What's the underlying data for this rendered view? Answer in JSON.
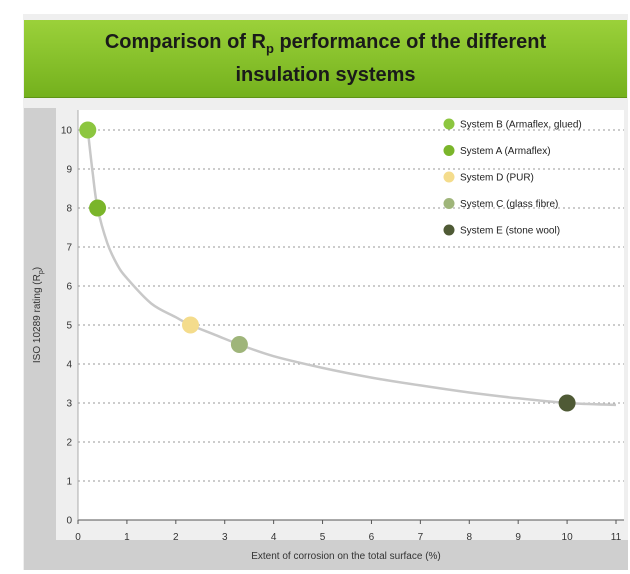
{
  "chart_data": {
    "type": "scatter",
    "title": "Comparison of R",
    "title_sub": "p",
    "title_rest": " performance of the different insulation systems",
    "xlabel": "Extent of corrosion on the total surface (%)",
    "ylabel_main": "ISO 10289 rating (R",
    "ylabel_sub": "p",
    "ylabel_end": ")",
    "xlim": [
      0,
      11
    ],
    "ylim": [
      0,
      10
    ],
    "x_ticks": [
      "0",
      "1",
      "2",
      "3",
      "4",
      "5",
      "6",
      "7",
      "8",
      "9",
      "10",
      "11"
    ],
    "y_ticks": [
      "0",
      "1",
      "2",
      "3",
      "4",
      "5",
      "6",
      "7",
      "8",
      "9",
      "10"
    ],
    "grid": true,
    "legend_position": "top-right",
    "series": [
      {
        "name": "System B (Armaflex, glued)",
        "color": "#8cc63f",
        "x": [
          0.2
        ],
        "y": [
          10
        ]
      },
      {
        "name": "System A (Armaflex)",
        "color": "#7ab52a",
        "x": [
          0.4
        ],
        "y": [
          8
        ]
      },
      {
        "name": "System D (PUR)",
        "color": "#f4dc8c",
        "x": [
          2.3
        ],
        "y": [
          5
        ]
      },
      {
        "name": "System C (glass fibre)",
        "color": "#9fb57a",
        "x": [
          3.3
        ],
        "y": [
          4.5
        ]
      },
      {
        "name": "System E (stone wool)",
        "color": "#4f5a35",
        "x": [
          10
        ],
        "y": [
          3
        ]
      }
    ],
    "trend_curve": {
      "color": "#c8c8c8",
      "x": [
        0.2,
        0.3,
        0.4,
        0.6,
        0.8,
        1,
        1.5,
        2,
        2.3,
        2.8,
        3.3,
        4,
        5,
        6,
        7,
        8,
        9,
        10,
        11
      ],
      "y": [
        10,
        8.9,
        8,
        7.1,
        6.55,
        6.2,
        5.55,
        5.2,
        5,
        4.75,
        4.5,
        4.2,
        3.9,
        3.65,
        3.45,
        3.27,
        3.12,
        3,
        2.95
      ]
    }
  }
}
----
Given request: Copy out every line holding the string "color".

Reply to the exercise:
        "color": "#8cc63f",
        "color": "#7ab52a",
        "color": "#f4dc8c",
        "color": "#9fb57a",
        "color": "#4f5a35",
      "color": "#c8c8c8",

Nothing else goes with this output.